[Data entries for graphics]
——————

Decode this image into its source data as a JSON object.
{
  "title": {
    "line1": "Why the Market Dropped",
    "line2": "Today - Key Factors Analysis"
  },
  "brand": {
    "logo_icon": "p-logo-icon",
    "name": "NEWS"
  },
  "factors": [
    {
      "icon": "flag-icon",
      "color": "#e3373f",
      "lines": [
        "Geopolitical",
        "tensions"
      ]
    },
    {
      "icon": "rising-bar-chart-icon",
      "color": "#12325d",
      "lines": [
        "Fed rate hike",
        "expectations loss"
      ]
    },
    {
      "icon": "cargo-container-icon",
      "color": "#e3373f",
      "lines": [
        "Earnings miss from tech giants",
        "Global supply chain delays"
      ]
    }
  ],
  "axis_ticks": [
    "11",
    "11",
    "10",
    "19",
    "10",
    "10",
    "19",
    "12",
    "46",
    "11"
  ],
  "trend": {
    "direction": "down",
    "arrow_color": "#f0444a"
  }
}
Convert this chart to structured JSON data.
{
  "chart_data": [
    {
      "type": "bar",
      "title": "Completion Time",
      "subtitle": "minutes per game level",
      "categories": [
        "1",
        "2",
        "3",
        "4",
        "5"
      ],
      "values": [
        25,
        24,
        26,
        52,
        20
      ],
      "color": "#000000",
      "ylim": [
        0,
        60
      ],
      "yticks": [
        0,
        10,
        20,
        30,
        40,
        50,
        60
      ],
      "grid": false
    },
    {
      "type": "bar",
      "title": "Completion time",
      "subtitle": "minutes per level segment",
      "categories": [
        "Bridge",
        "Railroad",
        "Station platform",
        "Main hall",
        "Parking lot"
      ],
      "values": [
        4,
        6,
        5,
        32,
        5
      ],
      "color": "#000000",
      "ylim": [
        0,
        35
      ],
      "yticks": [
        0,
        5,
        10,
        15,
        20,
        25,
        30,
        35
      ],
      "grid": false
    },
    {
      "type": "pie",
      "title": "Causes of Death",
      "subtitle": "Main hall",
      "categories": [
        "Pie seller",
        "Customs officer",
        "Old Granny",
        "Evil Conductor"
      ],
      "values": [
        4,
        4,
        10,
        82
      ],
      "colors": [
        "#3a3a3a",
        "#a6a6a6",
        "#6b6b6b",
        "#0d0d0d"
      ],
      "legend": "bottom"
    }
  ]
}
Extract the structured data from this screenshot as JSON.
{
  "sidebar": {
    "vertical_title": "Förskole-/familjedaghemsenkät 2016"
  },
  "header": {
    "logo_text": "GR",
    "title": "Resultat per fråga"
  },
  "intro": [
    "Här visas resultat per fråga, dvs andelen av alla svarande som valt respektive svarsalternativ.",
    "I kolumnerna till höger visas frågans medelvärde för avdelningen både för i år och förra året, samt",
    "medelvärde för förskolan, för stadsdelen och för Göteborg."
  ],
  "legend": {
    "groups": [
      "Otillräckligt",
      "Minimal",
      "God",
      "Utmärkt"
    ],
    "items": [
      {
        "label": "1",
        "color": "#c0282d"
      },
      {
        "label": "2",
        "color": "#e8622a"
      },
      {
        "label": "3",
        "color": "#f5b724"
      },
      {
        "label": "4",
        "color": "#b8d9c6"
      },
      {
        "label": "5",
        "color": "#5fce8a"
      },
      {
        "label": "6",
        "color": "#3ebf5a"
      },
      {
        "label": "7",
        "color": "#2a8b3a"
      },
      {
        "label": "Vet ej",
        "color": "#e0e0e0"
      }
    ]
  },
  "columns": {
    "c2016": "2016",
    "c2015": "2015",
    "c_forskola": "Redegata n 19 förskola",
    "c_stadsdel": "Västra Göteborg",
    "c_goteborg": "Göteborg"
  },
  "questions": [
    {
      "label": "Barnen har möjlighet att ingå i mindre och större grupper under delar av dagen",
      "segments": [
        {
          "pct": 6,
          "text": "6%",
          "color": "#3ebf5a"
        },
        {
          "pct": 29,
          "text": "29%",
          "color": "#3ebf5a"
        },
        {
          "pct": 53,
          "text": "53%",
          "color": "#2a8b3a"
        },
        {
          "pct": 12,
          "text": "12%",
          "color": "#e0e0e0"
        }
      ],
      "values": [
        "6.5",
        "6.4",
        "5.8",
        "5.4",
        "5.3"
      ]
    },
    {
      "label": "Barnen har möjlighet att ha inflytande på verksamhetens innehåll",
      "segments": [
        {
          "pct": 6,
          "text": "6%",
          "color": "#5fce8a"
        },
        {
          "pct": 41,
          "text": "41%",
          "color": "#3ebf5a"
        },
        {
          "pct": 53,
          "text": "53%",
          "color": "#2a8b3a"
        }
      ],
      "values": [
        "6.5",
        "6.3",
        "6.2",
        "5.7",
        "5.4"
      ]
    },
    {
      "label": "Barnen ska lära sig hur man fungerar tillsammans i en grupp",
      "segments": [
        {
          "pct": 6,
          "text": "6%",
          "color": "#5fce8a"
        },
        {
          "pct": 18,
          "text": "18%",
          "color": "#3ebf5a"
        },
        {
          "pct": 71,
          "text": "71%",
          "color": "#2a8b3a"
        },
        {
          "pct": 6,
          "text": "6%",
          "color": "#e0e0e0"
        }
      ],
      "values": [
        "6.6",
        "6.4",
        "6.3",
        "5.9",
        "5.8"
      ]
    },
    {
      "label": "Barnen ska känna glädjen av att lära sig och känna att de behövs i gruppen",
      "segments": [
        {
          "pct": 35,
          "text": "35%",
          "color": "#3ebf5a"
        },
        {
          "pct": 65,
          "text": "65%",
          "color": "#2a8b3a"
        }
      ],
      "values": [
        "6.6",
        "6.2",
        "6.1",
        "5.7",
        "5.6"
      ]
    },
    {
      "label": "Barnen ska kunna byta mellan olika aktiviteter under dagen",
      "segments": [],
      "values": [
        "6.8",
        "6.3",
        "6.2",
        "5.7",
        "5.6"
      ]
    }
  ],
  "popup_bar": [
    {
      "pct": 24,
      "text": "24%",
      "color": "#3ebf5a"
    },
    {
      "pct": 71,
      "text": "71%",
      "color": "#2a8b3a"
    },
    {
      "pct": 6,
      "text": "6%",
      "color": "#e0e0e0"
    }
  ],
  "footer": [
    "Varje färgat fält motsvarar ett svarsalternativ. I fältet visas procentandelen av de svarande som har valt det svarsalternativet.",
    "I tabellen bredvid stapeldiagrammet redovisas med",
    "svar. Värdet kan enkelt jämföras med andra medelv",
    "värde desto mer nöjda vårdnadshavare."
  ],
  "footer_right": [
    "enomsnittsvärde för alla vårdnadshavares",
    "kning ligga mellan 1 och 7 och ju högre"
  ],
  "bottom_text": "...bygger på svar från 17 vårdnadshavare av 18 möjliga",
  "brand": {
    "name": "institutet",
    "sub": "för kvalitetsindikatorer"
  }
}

——————

### Your objective
Write out every line of the material again, exactly as it reads.

### Response
Decode this image into its source data as a JSON object.
{
  "title": {
    "line1": "Why the Market Dropped",
    "line2": "Today - Key Factors Analysis"
  },
  "brand": {
    "logo_icon": "p-logo-icon",
    "name": "NEWS"
  },
  "factors": [
    {
      "icon": "flag-icon",
      "color": "#e3373f",
      "lines": [
        "Geopolitical",
        "tensions"
      ]
    },
    {
      "icon": "rising-bar-chart-icon",
      "color": "#12325d",
      "lines": [
        "Fed rate hike",
        "expectations loss"
      ]
    },
    {
      "icon": "cargo-container-icon",
      "color": "#e3373f",
      "lines": [
        "Earnings miss from tech giants",
        "Global supply chain delays"
      ]
    }
  ],
  "axis_ticks": [
    "11",
    "11",
    "10",
    "19",
    "10",
    "10",
    "19",
    "12",
    "46",
    "11"
  ],
  "trend": {
    "direction": "down",
    "arrow_color": "#f0444a"
  }
}
Convert this chart to structured JSON data.
{
  "chart_data": [
    {
      "type": "bar",
      "title": "Completion Time",
      "subtitle": "minutes per game level",
      "categories": [
        "1",
        "2",
        "3",
        "4",
        "5"
      ],
      "values": [
        25,
        24,
        26,
        52,
        20
      ],
      "color": "#000000",
      "ylim": [
        0,
        60
      ],
      "yticks": [
        0,
        10,
        20,
        30,
        40,
        50,
        60
      ],
      "grid": false
    },
    {
      "type": "bar",
      "title": "Completion time",
      "subtitle": "minutes per level segment",
      "categories": [
        "Bridge",
        "Railroad",
        "Station platform",
        "Main hall",
        "Parking lot"
      ],
      "values": [
        4,
        6,
        5,
        32,
        5
      ],
      "color": "#000000",
      "ylim": [
        0,
        35
      ],
      "yticks": [
        0,
        5,
        10,
        15,
        20,
        25,
        30,
        35
      ],
      "grid": false
    },
    {
      "type": "pie",
      "title": "Causes of Death",
      "subtitle": "Main hall",
      "categories": [
        "Pie seller",
        "Customs officer",
        "Old Granny",
        "Evil Conductor"
      ],
      "values": [
        4,
        4,
        10,
        82
      ],
      "colors": [
        "#3a3a3a",
        "#a6a6a6",
        "#6b6b6b",
        "#0d0d0d"
      ],
      "legend": "bottom"
    }
  ]
}
Extract the structured data from this screenshot as JSON.
{
  "sidebar": {
    "vertical_title": "Förskole-/familjedaghemsenkät 2016"
  },
  "header": {
    "logo_text": "GR",
    "title": "Resultat per fråga"
  },
  "intro": [
    "Här visas resultat per fråga, dvs andelen av alla svarande som valt respektive svarsalternativ.",
    "I kolumnerna till höger visas frågans medelvärde för avdelningen både för i år och förra året, samt",
    "medelvärde för förskolan, för stadsdelen och för Göteborg."
  ],
  "legend": {
    "groups": [
      "Otillräckligt",
      "Minimal",
      "God",
      "Utmärkt"
    ],
    "items": [
      {
        "label": "1",
        "color": "#c0282d"
      },
      {
        "label": "2",
        "color": "#e8622a"
      },
      {
        "label": "3",
        "color": "#f5b724"
      },
      {
        "label": "4",
        "color": "#b8d9c6"
      },
      {
        "label": "5",
        "color": "#5fce8a"
      },
      {
        "label": "6",
        "color": "#3ebf5a"
      },
      {
        "label": "7",
        "color": "#2a8b3a"
      },
      {
        "label": "Vet ej",
        "color": "#e0e0e0"
      }
    ]
  },
  "columns": {
    "c2016": "2016",
    "c2015": "2015",
    "c_forskola": "Redegata n 19 förskola",
    "c_stadsdel": "Västra Göteborg",
    "c_goteborg": "Göteborg"
  },
  "questions": [
    {
      "label": "Barnen har möjlighet att ingå i mindre och större grupper under delar av dagen",
      "segments": [
        {
          "pct": 6,
          "text": "6%",
          "color": "#3ebf5a"
        },
        {
          "pct": 29,
          "text": "29%",
          "color": "#3ebf5a"
        },
        {
          "pct": 53,
          "text": "53%",
          "color": "#2a8b3a"
        },
        {
          "pct": 12,
          "text": "12%",
          "color": "#e0e0e0"
        }
      ],
      "values": [
        "6.5",
        "6.4",
        "5.8",
        "5.4",
        "5.3"
      ]
    },
    {
      "label": "Barnen har möjlighet att ha inflytande på verksamhetens innehåll",
      "segments": [
        {
          "pct": 6,
          "text": "6%",
          "color": "#5fce8a"
        },
        {
          "pct": 41,
          "text": "41%",
          "color": "#3ebf5a"
        },
        {
          "pct": 53,
          "text": "53%",
          "color": "#2a8b3a"
        }
      ],
      "values": [
        "6.5",
        "6.3",
        "6.2",
        "5.7",
        "5.4"
      ]
    },
    {
      "label": "Barnen ska lära sig hur man fungerar tillsammans i en grupp",
      "segments": [
        {
          "pct": 6,
          "text": "6%",
          "color": "#5fce8a"
        },
        {
          "pct": 18,
          "text": "18%",
          "color": "#3ebf5a"
        },
        {
          "pct": 71,
          "text": "71%",
          "color": "#2a8b3a"
        },
        {
          "pct": 6,
          "text": "6%",
          "color": "#e0e0e0"
        }
      ],
      "values": [
        "6.6",
        "6.4",
        "6.3",
        "5.9",
        "5.8"
      ]
    },
    {
      "label": "Barnen ska känna glädjen av att lära sig och känna att de behövs i gruppen",
      "segments": [
        {
          "pct": 35,
          "text": "35%",
          "color": "#3ebf5a"
        },
        {
          "pct": 65,
          "text": "65%",
          "color": "#2a8b3a"
        }
      ],
      "values": [
        "6.6",
        "6.2",
        "6.1",
        "5.7",
        "5.6"
      ]
    },
    {
      "label": "Barnen ska kunna byta mellan olika aktiviteter under dagen",
      "segments": [],
      "values": [
        "6.8",
        "6.3",
        "6.2",
        "5.7",
        "5.6"
      ]
    }
  ],
  "popup_bar": [
    {
      "pct": 24,
      "text": "24%",
      "color": "#3ebf5a"
    },
    {
      "pct": 71,
      "text": "71%",
      "color": "#2a8b3a"
    },
    {
      "pct": 6,
      "text": "6%",
      "color": "#e0e0e0"
    }
  ],
  "footer": [
    "Varje färgat fält motsvarar ett svarsalternativ. I fältet visas procentandelen av de svarande som har valt det svarsalternativet.",
    "I tabellen bredvid stapeldiagrammet redovisas med",
    "svar. Värdet kan enkelt jämföras med andra medelv",
    "värde desto mer nöjda vårdnadshavare."
  ],
  "footer_right": [
    "enomsnittsvärde för alla vårdnadshavares",
    "kning ligga mellan 1 och 7 och ju högre"
  ],
  "bottom_text": "...bygger på svar från 17 vårdnadshavare av 18 möjliga",
  "brand": {
    "name": "institutet",
    "sub": "för kvalitetsindikatorer"
  }
}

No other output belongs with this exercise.